And who were those outsiders? Tens of thousands of tiny bulletin board systems (BBS), running from home computers hooked up to jury-rigged trunk lines. Many were mini-castles, closed to all but their users, but some were linked together by software known as FidoNet, creating an internet (a network of networks).
Could this lower-case internet have evolved into The Internet? Let’s speculate. FidoNet used a “store and forward” approach to passing messages from one network to the next — acceptable for email and message board postings, but not robust enough for real-time communications. Furthermore, users dialed in using modems and phone lines.
But perhaps some enterprising entrepreneurs could step in and speed things up. They’d have to start by replacing FidoNet’s store-and-forward with a nimbler packet-switching system that broke large data streams into manageable chunks for efficient routing. And you’d need to do something about the speed; even if users are stuck with dialing in on slow phone lines, the individual networks could be tied together by high-speed lines.
Naturally, no entrepreneur or private capital will pay for all of this unless they can monetize it, so the whole thing will have to be exclusive. Users will have to pay monthly service fees, and there can’t be any connectivity with outside networks because you’d be giving a key product benefit away for free. And to help draw in customers, there would be content and commerce and games and… Hold on a second. This is starting to look like just another curated castle. So where is The Internet going to come from?

**Given records:**
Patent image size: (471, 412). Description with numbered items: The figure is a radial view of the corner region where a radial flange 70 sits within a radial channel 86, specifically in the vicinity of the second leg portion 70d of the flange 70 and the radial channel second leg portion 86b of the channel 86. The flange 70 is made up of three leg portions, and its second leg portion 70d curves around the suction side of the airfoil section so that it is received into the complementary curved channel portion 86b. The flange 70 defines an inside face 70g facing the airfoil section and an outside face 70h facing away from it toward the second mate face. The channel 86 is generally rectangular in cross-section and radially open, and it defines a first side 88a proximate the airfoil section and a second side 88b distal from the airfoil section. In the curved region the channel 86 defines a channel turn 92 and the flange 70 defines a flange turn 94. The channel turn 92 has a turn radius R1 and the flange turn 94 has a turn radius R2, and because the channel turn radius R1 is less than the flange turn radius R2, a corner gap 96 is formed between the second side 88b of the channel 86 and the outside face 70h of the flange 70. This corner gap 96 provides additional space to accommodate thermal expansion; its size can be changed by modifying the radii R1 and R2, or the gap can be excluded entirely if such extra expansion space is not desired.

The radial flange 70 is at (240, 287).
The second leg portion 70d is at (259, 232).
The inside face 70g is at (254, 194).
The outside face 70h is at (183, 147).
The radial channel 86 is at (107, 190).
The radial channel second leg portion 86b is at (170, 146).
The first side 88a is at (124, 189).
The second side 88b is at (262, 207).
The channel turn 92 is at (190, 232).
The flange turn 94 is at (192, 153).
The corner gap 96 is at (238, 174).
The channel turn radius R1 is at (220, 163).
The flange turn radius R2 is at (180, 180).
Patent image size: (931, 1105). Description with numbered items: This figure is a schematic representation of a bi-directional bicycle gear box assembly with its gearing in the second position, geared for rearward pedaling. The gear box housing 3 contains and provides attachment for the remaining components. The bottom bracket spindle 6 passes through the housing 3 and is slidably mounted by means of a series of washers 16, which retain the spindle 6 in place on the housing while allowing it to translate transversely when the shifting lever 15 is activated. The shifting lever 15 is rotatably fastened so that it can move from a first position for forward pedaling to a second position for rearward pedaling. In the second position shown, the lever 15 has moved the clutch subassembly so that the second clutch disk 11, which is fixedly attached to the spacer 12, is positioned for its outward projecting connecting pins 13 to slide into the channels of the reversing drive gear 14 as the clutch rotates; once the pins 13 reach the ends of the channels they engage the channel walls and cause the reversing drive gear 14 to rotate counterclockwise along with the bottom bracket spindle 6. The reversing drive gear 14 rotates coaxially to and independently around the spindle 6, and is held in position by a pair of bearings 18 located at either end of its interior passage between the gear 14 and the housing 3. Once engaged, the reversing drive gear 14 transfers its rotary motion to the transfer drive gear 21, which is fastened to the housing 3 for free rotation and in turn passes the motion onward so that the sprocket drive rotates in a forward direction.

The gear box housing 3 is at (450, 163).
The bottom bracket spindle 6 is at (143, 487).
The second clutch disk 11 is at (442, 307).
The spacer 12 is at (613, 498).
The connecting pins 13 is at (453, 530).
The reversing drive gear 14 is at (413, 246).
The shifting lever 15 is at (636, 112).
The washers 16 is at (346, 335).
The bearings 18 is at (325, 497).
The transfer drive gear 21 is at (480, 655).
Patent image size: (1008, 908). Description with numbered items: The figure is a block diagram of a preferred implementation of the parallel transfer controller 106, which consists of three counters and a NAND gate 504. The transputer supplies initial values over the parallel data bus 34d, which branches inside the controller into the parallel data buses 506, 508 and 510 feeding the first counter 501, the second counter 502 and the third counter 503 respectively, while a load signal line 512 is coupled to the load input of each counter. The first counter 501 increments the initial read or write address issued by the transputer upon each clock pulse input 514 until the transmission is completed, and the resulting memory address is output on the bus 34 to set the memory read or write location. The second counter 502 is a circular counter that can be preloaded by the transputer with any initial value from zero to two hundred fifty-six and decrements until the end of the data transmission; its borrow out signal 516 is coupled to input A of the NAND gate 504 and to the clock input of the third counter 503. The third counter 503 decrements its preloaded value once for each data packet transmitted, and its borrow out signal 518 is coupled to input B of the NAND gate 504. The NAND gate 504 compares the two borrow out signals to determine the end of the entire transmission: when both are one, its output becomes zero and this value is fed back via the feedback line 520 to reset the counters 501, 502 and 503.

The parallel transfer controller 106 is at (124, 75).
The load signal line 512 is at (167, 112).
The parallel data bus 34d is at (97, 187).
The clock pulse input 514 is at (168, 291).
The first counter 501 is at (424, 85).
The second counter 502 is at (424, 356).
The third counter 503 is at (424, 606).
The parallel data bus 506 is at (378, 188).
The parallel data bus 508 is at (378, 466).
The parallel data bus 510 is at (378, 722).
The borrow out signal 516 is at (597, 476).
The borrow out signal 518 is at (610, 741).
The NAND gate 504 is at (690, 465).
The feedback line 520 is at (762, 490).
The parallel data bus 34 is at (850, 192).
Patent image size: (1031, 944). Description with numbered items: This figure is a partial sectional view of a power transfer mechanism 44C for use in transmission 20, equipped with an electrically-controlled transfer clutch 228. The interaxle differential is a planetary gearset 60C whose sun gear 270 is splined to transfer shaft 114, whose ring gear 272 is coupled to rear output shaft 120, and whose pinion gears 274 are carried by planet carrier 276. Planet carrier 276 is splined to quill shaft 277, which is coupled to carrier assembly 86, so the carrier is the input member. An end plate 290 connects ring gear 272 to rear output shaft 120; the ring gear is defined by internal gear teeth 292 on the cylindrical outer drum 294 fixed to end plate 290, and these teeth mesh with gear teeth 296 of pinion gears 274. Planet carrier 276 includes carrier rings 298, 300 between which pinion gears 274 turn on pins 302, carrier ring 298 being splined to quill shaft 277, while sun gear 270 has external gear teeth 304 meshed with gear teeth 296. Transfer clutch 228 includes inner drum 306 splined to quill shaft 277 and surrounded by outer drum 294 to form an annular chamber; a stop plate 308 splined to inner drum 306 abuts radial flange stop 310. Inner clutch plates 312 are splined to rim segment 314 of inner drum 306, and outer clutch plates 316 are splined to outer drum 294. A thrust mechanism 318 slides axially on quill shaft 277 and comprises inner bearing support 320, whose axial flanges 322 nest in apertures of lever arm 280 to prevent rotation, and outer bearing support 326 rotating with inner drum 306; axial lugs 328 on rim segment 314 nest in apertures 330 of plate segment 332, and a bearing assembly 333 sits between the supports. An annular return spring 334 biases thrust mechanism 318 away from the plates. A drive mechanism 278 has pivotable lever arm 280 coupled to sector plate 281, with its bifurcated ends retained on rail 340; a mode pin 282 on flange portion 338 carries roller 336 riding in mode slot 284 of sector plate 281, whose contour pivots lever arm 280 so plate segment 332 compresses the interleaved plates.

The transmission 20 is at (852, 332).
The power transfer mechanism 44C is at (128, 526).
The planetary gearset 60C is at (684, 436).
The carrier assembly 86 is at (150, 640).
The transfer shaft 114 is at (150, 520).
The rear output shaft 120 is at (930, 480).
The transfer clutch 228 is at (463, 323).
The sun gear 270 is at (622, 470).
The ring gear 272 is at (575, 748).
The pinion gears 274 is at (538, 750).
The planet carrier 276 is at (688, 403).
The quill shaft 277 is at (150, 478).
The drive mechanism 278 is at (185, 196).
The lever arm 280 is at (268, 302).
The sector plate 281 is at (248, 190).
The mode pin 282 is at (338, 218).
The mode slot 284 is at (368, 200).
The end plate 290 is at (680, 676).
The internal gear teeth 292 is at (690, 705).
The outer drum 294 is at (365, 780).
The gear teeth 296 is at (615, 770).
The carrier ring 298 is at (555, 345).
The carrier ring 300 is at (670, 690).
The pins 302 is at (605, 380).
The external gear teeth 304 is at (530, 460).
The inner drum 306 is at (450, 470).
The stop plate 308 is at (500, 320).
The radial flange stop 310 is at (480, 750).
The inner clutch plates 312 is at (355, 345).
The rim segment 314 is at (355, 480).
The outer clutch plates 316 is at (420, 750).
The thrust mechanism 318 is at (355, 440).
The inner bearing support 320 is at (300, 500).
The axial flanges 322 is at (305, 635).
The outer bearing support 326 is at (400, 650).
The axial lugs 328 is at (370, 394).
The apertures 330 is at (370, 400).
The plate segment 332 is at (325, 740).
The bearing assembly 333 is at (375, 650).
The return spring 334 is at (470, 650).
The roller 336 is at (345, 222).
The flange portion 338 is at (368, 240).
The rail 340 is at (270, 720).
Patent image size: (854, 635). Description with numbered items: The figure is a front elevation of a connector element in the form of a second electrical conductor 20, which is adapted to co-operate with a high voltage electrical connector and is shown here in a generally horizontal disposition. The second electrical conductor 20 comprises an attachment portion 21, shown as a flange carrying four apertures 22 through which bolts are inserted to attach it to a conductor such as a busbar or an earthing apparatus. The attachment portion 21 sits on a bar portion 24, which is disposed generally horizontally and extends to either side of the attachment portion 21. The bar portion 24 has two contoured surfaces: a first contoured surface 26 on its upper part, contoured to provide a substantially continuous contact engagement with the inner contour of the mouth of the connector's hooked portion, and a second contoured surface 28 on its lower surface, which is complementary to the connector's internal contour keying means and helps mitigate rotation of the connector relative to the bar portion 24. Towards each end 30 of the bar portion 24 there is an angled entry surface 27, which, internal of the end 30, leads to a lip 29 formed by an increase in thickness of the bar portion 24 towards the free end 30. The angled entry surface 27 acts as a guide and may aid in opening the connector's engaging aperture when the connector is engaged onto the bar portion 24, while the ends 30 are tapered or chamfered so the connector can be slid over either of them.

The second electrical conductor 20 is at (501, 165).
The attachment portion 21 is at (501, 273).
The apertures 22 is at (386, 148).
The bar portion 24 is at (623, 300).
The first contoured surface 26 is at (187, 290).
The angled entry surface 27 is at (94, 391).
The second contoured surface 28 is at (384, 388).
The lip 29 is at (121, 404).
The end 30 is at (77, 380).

**Problem statement:** Retype the FidoNet passage word for word, starting at "And who were" and ending at "network of networks).".

**Result below:**
And who were those outsiders? Tens of thousands of tiny bulletin board systems (BBS), running from home computers hooked up to jury-rigged trunk lines. Many were mini-castles, closed to all but their users, but some were linked together by software known as FidoNet, creating an internet (a network of networks).